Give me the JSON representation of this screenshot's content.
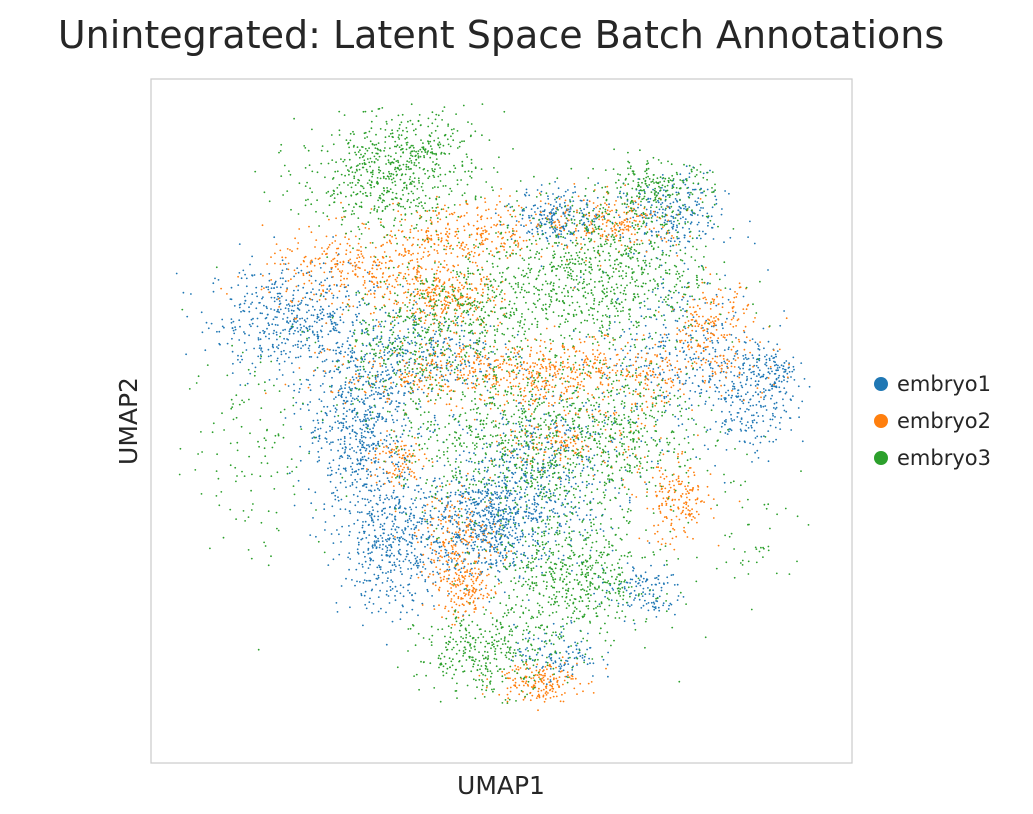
{
  "chart_data": {
    "type": "scatter",
    "title": "Unintegrated: Latent Space Batch Annotations",
    "xlabel": "UMAP1",
    "ylabel": "UMAP2",
    "xlim": [
      0,
      100
    ],
    "ylim": [
      0,
      100
    ],
    "grid": false,
    "ticks": false,
    "legend_position": "right",
    "series": [
      {
        "name": "embryo1",
        "color": "#1f77b4",
        "clusters": [
          {
            "cx": 20,
            "cy": 65,
            "sx": 6,
            "sy": 4,
            "n": 500
          },
          {
            "cx": 30,
            "cy": 50,
            "sx": 4,
            "sy": 7,
            "n": 700
          },
          {
            "cx": 35,
            "cy": 32,
            "sx": 4,
            "sy": 5,
            "n": 500
          },
          {
            "cx": 48,
            "cy": 35,
            "sx": 4,
            "sy": 4,
            "n": 600
          },
          {
            "cx": 55,
            "cy": 42,
            "sx": 6,
            "sy": 6,
            "n": 500
          },
          {
            "cx": 58,
            "cy": 80,
            "sx": 3,
            "sy": 2,
            "n": 220
          },
          {
            "cx": 74,
            "cy": 80,
            "sx": 4,
            "sy": 3,
            "n": 260
          },
          {
            "cx": 76,
            "cy": 60,
            "sx": 6,
            "sy": 6,
            "n": 350
          },
          {
            "cx": 85,
            "cy": 53,
            "sx": 3,
            "sy": 4,
            "n": 220
          },
          {
            "cx": 89,
            "cy": 57,
            "sx": 1.5,
            "sy": 2,
            "n": 90
          },
          {
            "cx": 70,
            "cy": 25,
            "sx": 3,
            "sy": 2,
            "n": 120
          },
          {
            "cx": 58,
            "cy": 16,
            "sx": 3,
            "sy": 2,
            "n": 120
          },
          {
            "cx": 40,
            "cy": 60,
            "sx": 5,
            "sy": 3,
            "n": 250
          }
        ]
      },
      {
        "name": "embryo2",
        "color": "#ff7f0e",
        "clusters": [
          {
            "cx": 30,
            "cy": 72,
            "sx": 7,
            "sy": 3,
            "n": 350
          },
          {
            "cx": 45,
            "cy": 77,
            "sx": 6,
            "sy": 2.5,
            "n": 300
          },
          {
            "cx": 55,
            "cy": 57,
            "sx": 14,
            "sy": 2.5,
            "n": 800
          },
          {
            "cx": 42,
            "cy": 68,
            "sx": 4,
            "sy": 2,
            "n": 250
          },
          {
            "cx": 66,
            "cy": 79,
            "sx": 5,
            "sy": 2,
            "n": 220
          },
          {
            "cx": 80,
            "cy": 64,
            "sx": 3,
            "sy": 3,
            "n": 180
          },
          {
            "cx": 75,
            "cy": 38,
            "sx": 2.5,
            "sy": 3,
            "n": 180
          },
          {
            "cx": 44,
            "cy": 32,
            "sx": 3,
            "sy": 4,
            "n": 220
          },
          {
            "cx": 45,
            "cy": 25,
            "sx": 2,
            "sy": 2,
            "n": 120
          },
          {
            "cx": 55,
            "cy": 12,
            "sx": 3,
            "sy": 1.5,
            "n": 180
          },
          {
            "cx": 35,
            "cy": 44,
            "sx": 2,
            "sy": 2,
            "n": 100
          },
          {
            "cx": 60,
            "cy": 47,
            "sx": 5,
            "sy": 2,
            "n": 150
          }
        ]
      },
      {
        "name": "embryo3",
        "color": "#2ca02c",
        "clusters": [
          {
            "cx": 33,
            "cy": 85,
            "sx": 6,
            "sy": 4,
            "n": 500
          },
          {
            "cx": 64,
            "cy": 72,
            "sx": 8,
            "sy": 6,
            "n": 900
          },
          {
            "cx": 53,
            "cy": 47,
            "sx": 9,
            "sy": 6,
            "n": 900
          },
          {
            "cx": 60,
            "cy": 27,
            "sx": 6,
            "sy": 5,
            "n": 600
          },
          {
            "cx": 48,
            "cy": 16,
            "sx": 5,
            "sy": 3,
            "n": 350
          },
          {
            "cx": 45,
            "cy": 66,
            "sx": 6,
            "sy": 4,
            "n": 350
          },
          {
            "cx": 72,
            "cy": 84,
            "sx": 4,
            "sy": 2,
            "n": 200
          },
          {
            "cx": 15,
            "cy": 47,
            "sx": 5,
            "sy": 9,
            "n": 130
          },
          {
            "cx": 86,
            "cy": 34,
            "sx": 5,
            "sy": 5,
            "n": 50
          },
          {
            "cx": 38,
            "cy": 90,
            "sx": 5,
            "sy": 3,
            "n": 200
          },
          {
            "cx": 35,
            "cy": 60,
            "sx": 5,
            "sy": 5,
            "n": 250
          },
          {
            "cx": 70,
            "cy": 50,
            "sx": 5,
            "sy": 5,
            "n": 250
          }
        ]
      }
    ]
  }
}
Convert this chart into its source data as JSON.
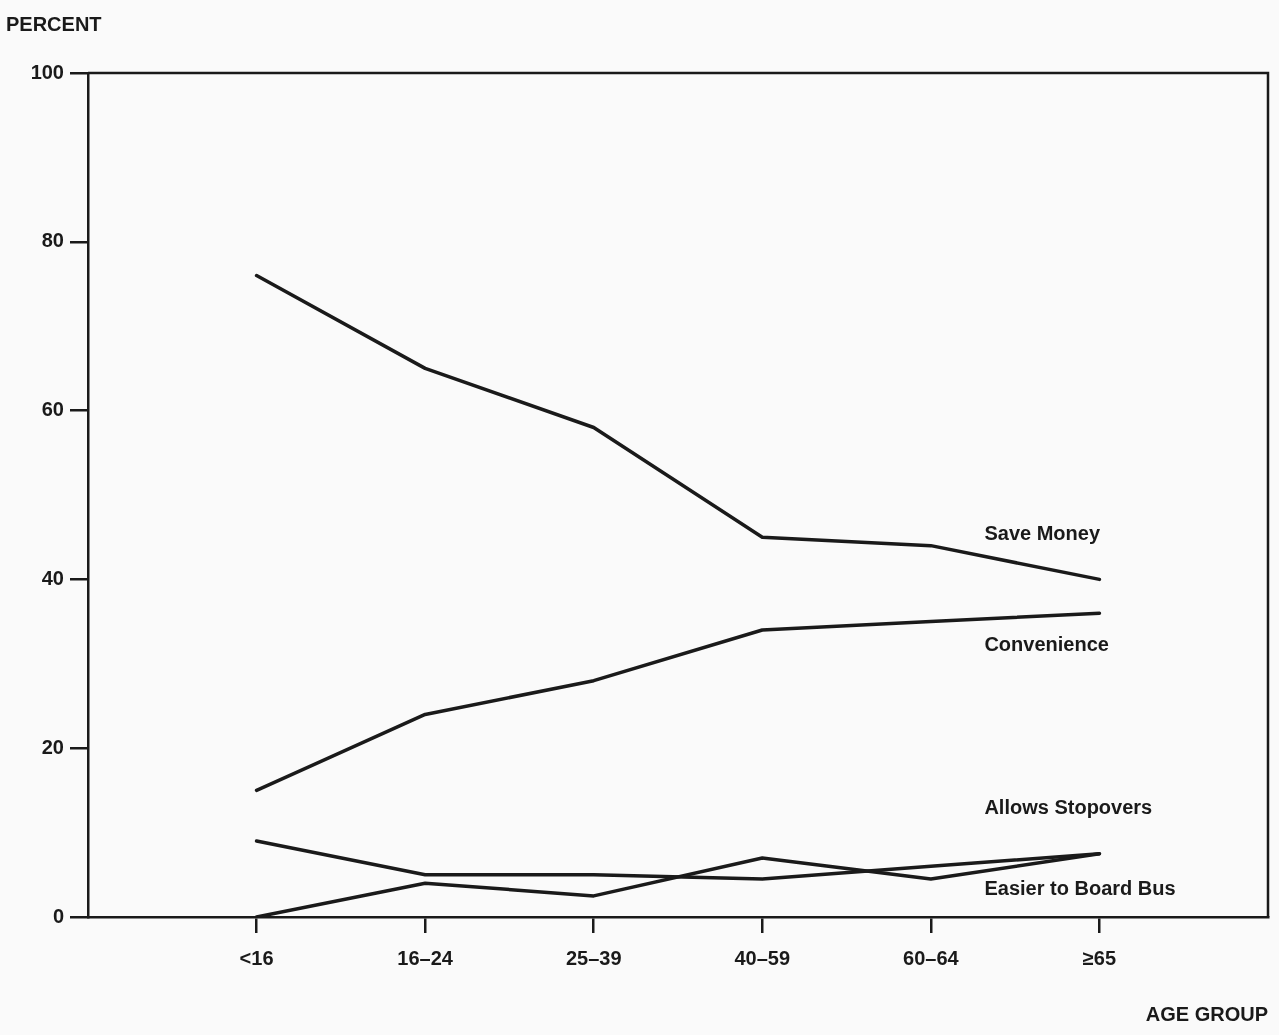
{
  "chart_data": {
    "type": "line",
    "ylabel": "PERCENT",
    "xlabel": "AGE GROUP",
    "categories": [
      "<16",
      "16–24",
      "25–39",
      "40–59",
      "60–64",
      "≥65"
    ],
    "ylim": [
      0,
      100
    ],
    "yticks": [
      0,
      20,
      40,
      60,
      80,
      100
    ],
    "marker": "none",
    "line_style": "solid",
    "legend": false,
    "series": [
      {
        "name": "Save Money",
        "color": "#1a1a1a",
        "values": [
          76,
          65,
          58,
          45,
          44,
          40
        ]
      },
      {
        "name": "Convenience",
        "color": "#1a1a1a",
        "values": [
          15,
          24,
          28,
          34,
          35,
          36
        ]
      },
      {
        "name": "Allows Stopovers",
        "color": "#1a1a1a",
        "values": [
          9,
          5,
          5,
          4.5,
          6,
          7.5
        ]
      },
      {
        "name": "Easier to Board Bus",
        "color": "#1a1a1a",
        "values": [
          0,
          4,
          2.5,
          7,
          4.5,
          7.5
        ]
      }
    ]
  }
}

************

Answer with a single number: the count of lines holding the word "JSON".

* **Answer to this exercise**
2